Decide whether each statement agrees with the text on functional neural networks. Answer yes or no for each, and quote the words of the text that decide it: (a) In the forward phase of MLP learning, the network's weights are adjusted. (b) Lowe and Webb used a Radial Basis Function network. (c) The study predicts values of the Dow Jones index.

# EXCERPT TO READ:
::::

ABSTRACT
Neural networks are used extensively in time series forecasting because it can learn the non-linear pattern which is often present in time series data. Functional neural network is a modified neural network and is rapidly gaining popularity in different fields. The method of presenting the input to the network makes functional neural network different from the simple neural network. This study describes how functional neural network is used to predict the values of S&P 500 index of New York stock exchange.
PDF Abstract XML References Citation
How to cite this article
DOI: 10.3923/itj.2005.289.292
URL: https://scialert.net/abstract/?doi=itj.2005.289.292
INTRODUCTION
Artificial Neural Network (ANN) models have been studied for many years with the hope of achieving human-like performance in different fields ranging from engineering to sociology, finance, etc. They are endowed with some unique attributes: universal approximation (input-output) mapping, the ability to learn from and adapt to their environment and the ability to invoke weak assumptions about the underlying physical phenomenon responsible for generation of input data. This model attempts to achieve good performance via dense interconnection of simple computational elements. Neural net models have great potential in areas where there is a non-linear pattern in the data, which the network has to learn. Forecasting is such a field, where we try to establish a pattern in the past data of a variable and in most practical problems that pattern is inherently non-linear. Neural networks are used extensively in electrical load forecasting, weather forecasting, market trend prediction and forecasting stock market indices. Lowe and Webb[1] has considered this problem using a Radial Basis Function (RBF) network and applied it to some examples of time series including simple chaotic maps, non-linear differential equations and stock market prediction. Some of the other ANN structures including recurrent neural networks applied to time series[2-6].
Multiple Layer Perceptron (MLP): Typically, the MLP consists of a set of sensory units or source nodes that consists of the input layer, one or more hidden layers of computation nodes and an output layer of computation nodes. The feed forward structure of the MLP refers to a network in which all nodes of a layer are fully connected through the synaptic weights to all nodes of the layer just above it. The input signal propagates through forward direction, on a layer-by-layer basis. The learning of the network is carried out in two phases. In the forward phase, an input pattern is applied to the input layer of the network and its effect propagates through the network layer by layer. The set of outputs of output layer constitutes the actual response of the network. During the forward phase, the weights of the networks are all fixed. In the backward phase, on the other hand, the synaptic weights are adjusted in accordance with the error-correction rule, most popularly known as Back Propagation (BP) algorithm.
The Functional Link ANN (FLANN): It has been found that Multi Layer Perceptron (MLP) suffers from slow convergence rate and high computational complexity. Even though an MLP with a single hidden layer is capable of universal approximation, in many practical applications more than one hidden layer are employed for better generalization capability. Further, to overcome the local minima problem, sometimes more number of nodes are added to the hidden layer. The increase in number of layers or the number of nodes in the hidden layer gives rise to computational burden on the network. Especially, the computational requirement for propagating equivalent errors (square error derivatives) backward, i.e. toward the hidden layer is very high.

::::

# RECORD EXTRACTS:
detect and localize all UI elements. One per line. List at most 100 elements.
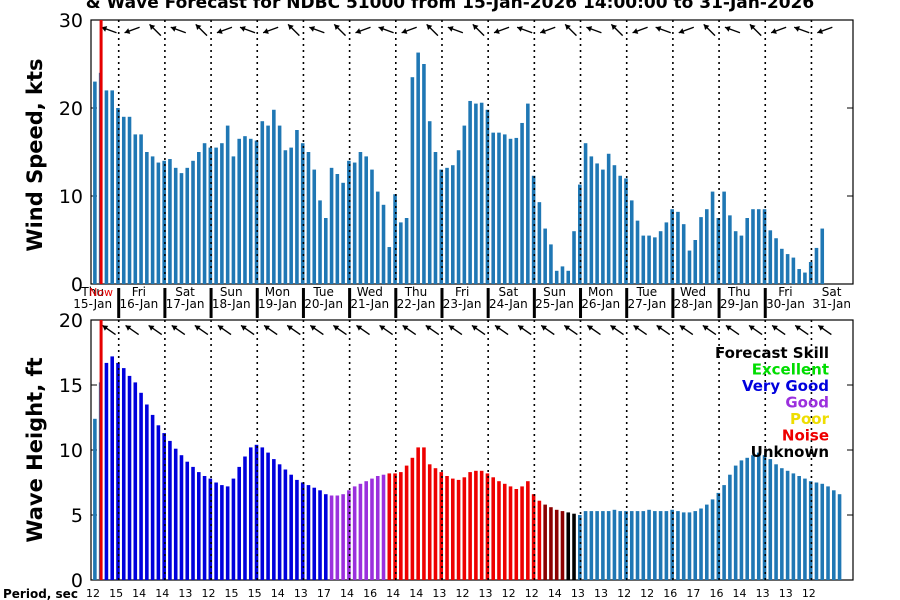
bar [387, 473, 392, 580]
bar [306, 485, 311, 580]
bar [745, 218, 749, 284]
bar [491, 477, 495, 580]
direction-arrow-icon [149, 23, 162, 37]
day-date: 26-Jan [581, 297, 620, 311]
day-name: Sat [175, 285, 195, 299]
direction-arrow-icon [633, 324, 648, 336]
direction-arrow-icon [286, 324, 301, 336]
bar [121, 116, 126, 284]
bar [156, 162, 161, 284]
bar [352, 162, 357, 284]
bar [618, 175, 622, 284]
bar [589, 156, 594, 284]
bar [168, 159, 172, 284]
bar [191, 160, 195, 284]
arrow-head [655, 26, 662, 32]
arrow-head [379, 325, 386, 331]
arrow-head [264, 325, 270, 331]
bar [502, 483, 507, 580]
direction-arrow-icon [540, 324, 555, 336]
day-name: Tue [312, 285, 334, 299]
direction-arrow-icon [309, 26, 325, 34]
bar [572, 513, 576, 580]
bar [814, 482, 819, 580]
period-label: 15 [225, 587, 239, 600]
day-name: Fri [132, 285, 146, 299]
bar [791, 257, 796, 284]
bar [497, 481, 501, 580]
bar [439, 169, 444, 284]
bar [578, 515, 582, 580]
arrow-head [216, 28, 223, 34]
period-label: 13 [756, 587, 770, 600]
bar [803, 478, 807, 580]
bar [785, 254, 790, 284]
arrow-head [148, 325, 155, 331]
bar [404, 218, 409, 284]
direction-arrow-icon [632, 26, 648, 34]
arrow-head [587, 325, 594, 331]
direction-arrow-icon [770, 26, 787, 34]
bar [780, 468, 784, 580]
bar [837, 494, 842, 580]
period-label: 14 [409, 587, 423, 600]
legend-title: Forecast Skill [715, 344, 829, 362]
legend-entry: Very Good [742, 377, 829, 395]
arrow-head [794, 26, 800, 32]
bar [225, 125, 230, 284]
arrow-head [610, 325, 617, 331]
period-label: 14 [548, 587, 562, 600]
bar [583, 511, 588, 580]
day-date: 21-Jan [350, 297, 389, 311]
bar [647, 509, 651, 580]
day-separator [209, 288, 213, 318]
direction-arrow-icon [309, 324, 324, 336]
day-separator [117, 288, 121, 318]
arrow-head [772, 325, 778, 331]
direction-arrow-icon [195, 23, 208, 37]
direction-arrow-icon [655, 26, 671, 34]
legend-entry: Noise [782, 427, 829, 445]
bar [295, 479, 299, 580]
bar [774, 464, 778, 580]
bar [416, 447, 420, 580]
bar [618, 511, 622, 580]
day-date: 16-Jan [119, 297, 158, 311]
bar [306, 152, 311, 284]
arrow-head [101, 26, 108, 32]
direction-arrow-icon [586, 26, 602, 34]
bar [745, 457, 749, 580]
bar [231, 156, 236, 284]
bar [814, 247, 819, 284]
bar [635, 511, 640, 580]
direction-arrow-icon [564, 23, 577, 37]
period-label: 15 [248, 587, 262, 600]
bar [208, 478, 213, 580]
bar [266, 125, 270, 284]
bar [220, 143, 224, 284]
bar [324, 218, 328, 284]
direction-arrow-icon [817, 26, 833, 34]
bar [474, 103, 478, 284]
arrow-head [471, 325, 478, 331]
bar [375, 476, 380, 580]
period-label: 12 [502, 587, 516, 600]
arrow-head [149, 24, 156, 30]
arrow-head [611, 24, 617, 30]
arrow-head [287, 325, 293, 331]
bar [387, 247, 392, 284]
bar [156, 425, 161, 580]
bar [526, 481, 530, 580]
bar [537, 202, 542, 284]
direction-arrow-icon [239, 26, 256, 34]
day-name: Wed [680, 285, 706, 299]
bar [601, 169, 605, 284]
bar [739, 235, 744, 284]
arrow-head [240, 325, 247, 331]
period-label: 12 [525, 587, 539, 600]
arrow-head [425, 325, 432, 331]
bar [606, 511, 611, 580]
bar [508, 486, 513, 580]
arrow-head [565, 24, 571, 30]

::::

# RESULT OF THE EXERCISE:
(a) No: "During the forward phase, the weights of the networks are all fixed."
(b) Yes: "using a Radial Basis Function (RBF) network"
(c) No: "predict the values of S&P 500 index of New York stock exchange"